Dataset entries:
——————
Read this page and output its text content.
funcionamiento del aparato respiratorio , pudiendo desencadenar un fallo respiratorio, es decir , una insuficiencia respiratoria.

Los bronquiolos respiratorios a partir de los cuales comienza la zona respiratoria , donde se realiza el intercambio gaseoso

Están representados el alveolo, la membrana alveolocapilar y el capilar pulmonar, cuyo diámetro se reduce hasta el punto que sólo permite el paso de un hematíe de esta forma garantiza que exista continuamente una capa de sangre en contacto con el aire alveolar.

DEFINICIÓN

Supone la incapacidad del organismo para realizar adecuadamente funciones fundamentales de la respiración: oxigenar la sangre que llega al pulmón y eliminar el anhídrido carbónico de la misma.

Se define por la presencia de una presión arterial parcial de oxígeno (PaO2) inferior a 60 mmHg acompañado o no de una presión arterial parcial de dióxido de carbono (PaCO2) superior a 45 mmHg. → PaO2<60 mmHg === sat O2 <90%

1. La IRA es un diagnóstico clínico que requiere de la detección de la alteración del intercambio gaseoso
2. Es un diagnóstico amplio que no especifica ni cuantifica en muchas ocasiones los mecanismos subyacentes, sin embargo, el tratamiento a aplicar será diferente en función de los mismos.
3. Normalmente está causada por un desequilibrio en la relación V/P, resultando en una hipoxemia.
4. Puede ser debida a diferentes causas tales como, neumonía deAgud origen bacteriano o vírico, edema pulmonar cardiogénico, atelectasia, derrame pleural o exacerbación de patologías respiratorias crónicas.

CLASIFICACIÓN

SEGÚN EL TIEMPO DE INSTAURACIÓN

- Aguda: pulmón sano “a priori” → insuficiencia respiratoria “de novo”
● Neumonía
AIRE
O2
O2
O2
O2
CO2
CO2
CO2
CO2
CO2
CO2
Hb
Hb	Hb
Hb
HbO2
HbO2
——————
Task to carry out:
Would you set the entries down again, exactly as they were written?

Worked solution:
Read this page and output its text content.
funcionamiento del aparato respiratorio , pudiendo desencadenar un fallo respiratorio, es decir , una insuficiencia respiratoria.

Los bronquiolos respiratorios a partir de los cuales comienza la zona respiratoria , donde se realiza el intercambio gaseoso

Están representados el alveolo, la membrana alveolocapilar y el capilar pulmonar, cuyo diámetro se reduce hasta el punto que sólo permite el paso de un hematíe de esta forma garantiza que exista continuamente una capa de sangre en contacto con el aire alveolar.

DEFINICIÓN

Supone la incapacidad del organismo para realizar adecuadamente funciones fundamentales de la respiración: oxigenar la sangre que llega al pulmón y eliminar el anhídrido carbónico de la misma.

Se define por la presencia de una presión arterial parcial de oxígeno (PaO2) inferior a 60 mmHg acompañado o no de una presión arterial parcial de dióxido de carbono (PaCO2) superior a 45 mmHg. → PaO2<60 mmHg === sat O2 <90%

1. La IRA es un diagnóstico clínico que requiere de la detección de la alteración del intercambio gaseoso
2. Es un diagnóstico amplio que no especifica ni cuantifica en muchas ocasiones los mecanismos subyacentes, sin embargo, el tratamiento a aplicar será diferente en función de los mismos.
3. Normalmente está causada por un desequilibrio en la relación V/P, resultando en una hipoxemia.
4. Puede ser debida a diferentes causas tales como, neumonía deAgud origen bacteriano o vírico, edema pulmonar cardiogénico, atelectasia, derrame pleural o exacerbación de patologías respiratorias crónicas.

CLASIFICACIÓN

SEGÚN EL TIEMPO DE INSTAURACIÓN

- Aguda: pulmón sano “a priori” → insuficiencia respiratoria “de novo”
● Neumonía
AIRE
O2
O2
O2
O2
CO2
CO2
CO2
CO2
CO2
CO2
Hb
Hb	Hb
Hb
HbO2
HbO2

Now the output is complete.